Your task is to extract every entry that follows word for word while excluding the pictures.

* * * * * * *

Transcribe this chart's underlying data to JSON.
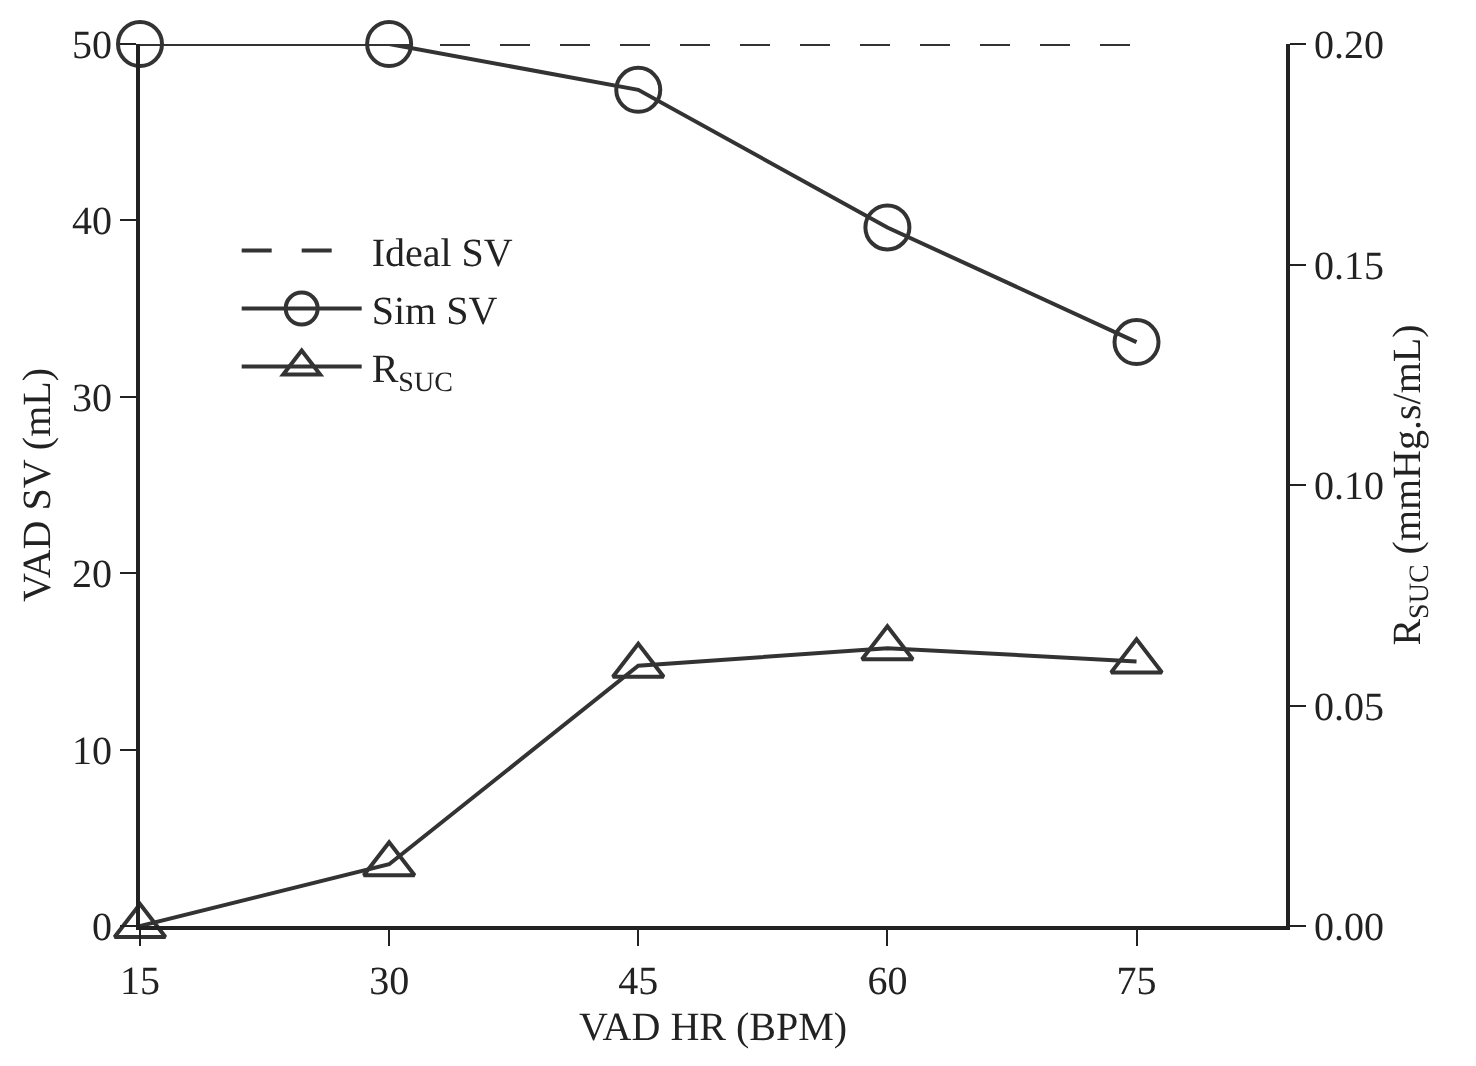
{
  "chart_data": {
    "type": "line",
    "xlabel": "VAD HR (BPM)",
    "ylabel": "VAD SV (mL)",
    "y2label": "R$_{SUC}$ (mmHg.s/mL)",
    "x": [
      15,
      30,
      45,
      60,
      75
    ],
    "series": [
      {
        "name": "Ideal SV",
        "color": "#333333",
        "values": [
          50,
          50,
          50,
          50,
          50
        ],
        "line_style": "dashed",
        "marker": "none"
      },
      {
        "name": "Sim SV",
        "color": "#333333",
        "values": [
          50,
          50,
          47.4,
          39.6,
          33.1
        ],
        "line_style": "solid",
        "marker": "circle"
      },
      {
        "name": "R$_{SUC}$",
        "color": "#333333",
        "values": [
          0.0,
          0.014,
          0.059,
          0.063,
          0.06
        ],
        "line_style": "solid",
        "marker": "triangle",
        "axis": "y2"
      }
    ],
    "xlim": [
      15,
      84
    ],
    "xticks": [
      15,
      30,
      45,
      60,
      75
    ],
    "ylim": [
      0,
      50
    ],
    "yticks": [
      0,
      10,
      20,
      30,
      40,
      50
    ],
    "y2lim": [
      0,
      0.2
    ],
    "y2ticks": [
      {
        "value": 0,
        "label": "0.00"
      },
      {
        "value": 0.05,
        "label": "0.05"
      },
      {
        "value": 0.1,
        "label": "0.10"
      },
      {
        "value": 0.15,
        "label": "0.15"
      },
      {
        "value": 0.2,
        "label": "0.20"
      }
    ],
    "legend": "left"
  }
}
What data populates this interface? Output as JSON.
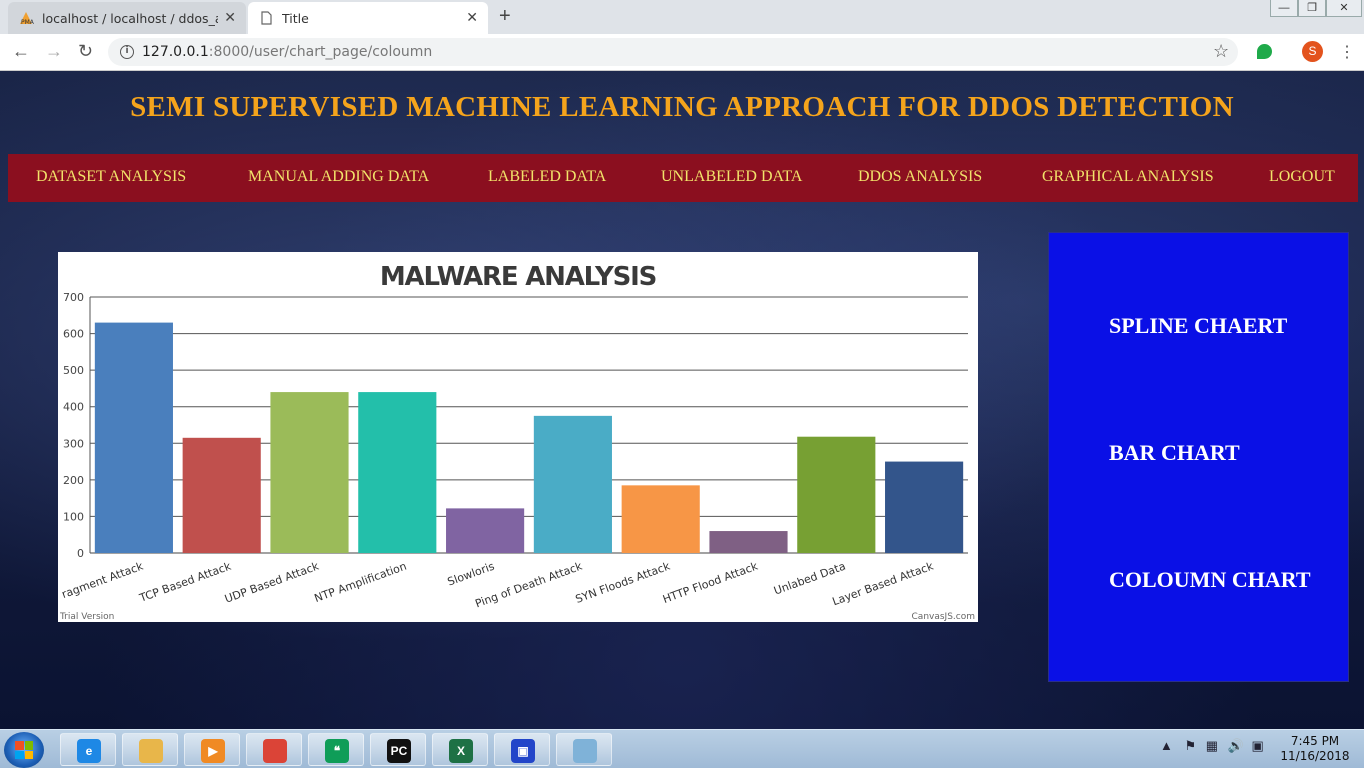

* * * * * * *

■ **REPLY TO THE EXERCISE**:
Transcribe this chart's underlying data to JSON.
{
  "chart_data": {
    "type": "line",
    "xlabel": "VAD HR (BPM)",
    "ylabel": "VAD SV (mL)",
    "y2label": "R$_{SUC}$ (mmHg.s/mL)",
    "x": [
      15,
      30,
      45,
      60,
      75
    ],
    "series": [
      {
        "name": "Ideal SV",
        "color": "#333333",
        "values": [
          50,
          50,
          50,
          50,
          50
        ],
        "line_style": "dashed",
        "marker": "none"
      },
      {
        "name": "Sim SV",
        "color": "#333333",
        "values": [
          50,
          50,
          47.4,
          39.6,
          33.1
        ],
        "line_style": "solid",
        "marker": "circle"
      },
      {
        "name": "R$_{SUC}$",
        "color": "#333333",
        "values": [
          0.0,
          0.014,
          0.059,
          0.063,
          0.06
        ],
        "line_style": "solid",
        "marker": "triangle",
        "axis": "y2"
      }
    ],
    "xlim": [
      15,
      84
    ],
    "xticks": [
      15,
      30,
      45,
      60,
      75
    ],
    "ylim": [
      0,
      50
    ],
    "yticks": [
      0,
      10,
      20,
      30,
      40,
      50
    ],
    "y2lim": [
      0,
      0.2
    ],
    "y2ticks": [
      {
        "value": 0,
        "label": "0.00"
      },
      {
        "value": 0.05,
        "label": "0.05"
      },
      {
        "value": 0.1,
        "label": "0.10"
      },
      {
        "value": 0.15,
        "label": "0.15"
      },
      {
        "value": 0.2,
        "label": "0.20"
      }
    ],
    "legend": "left"
  }
}
What data populates this interface? Output as JSON.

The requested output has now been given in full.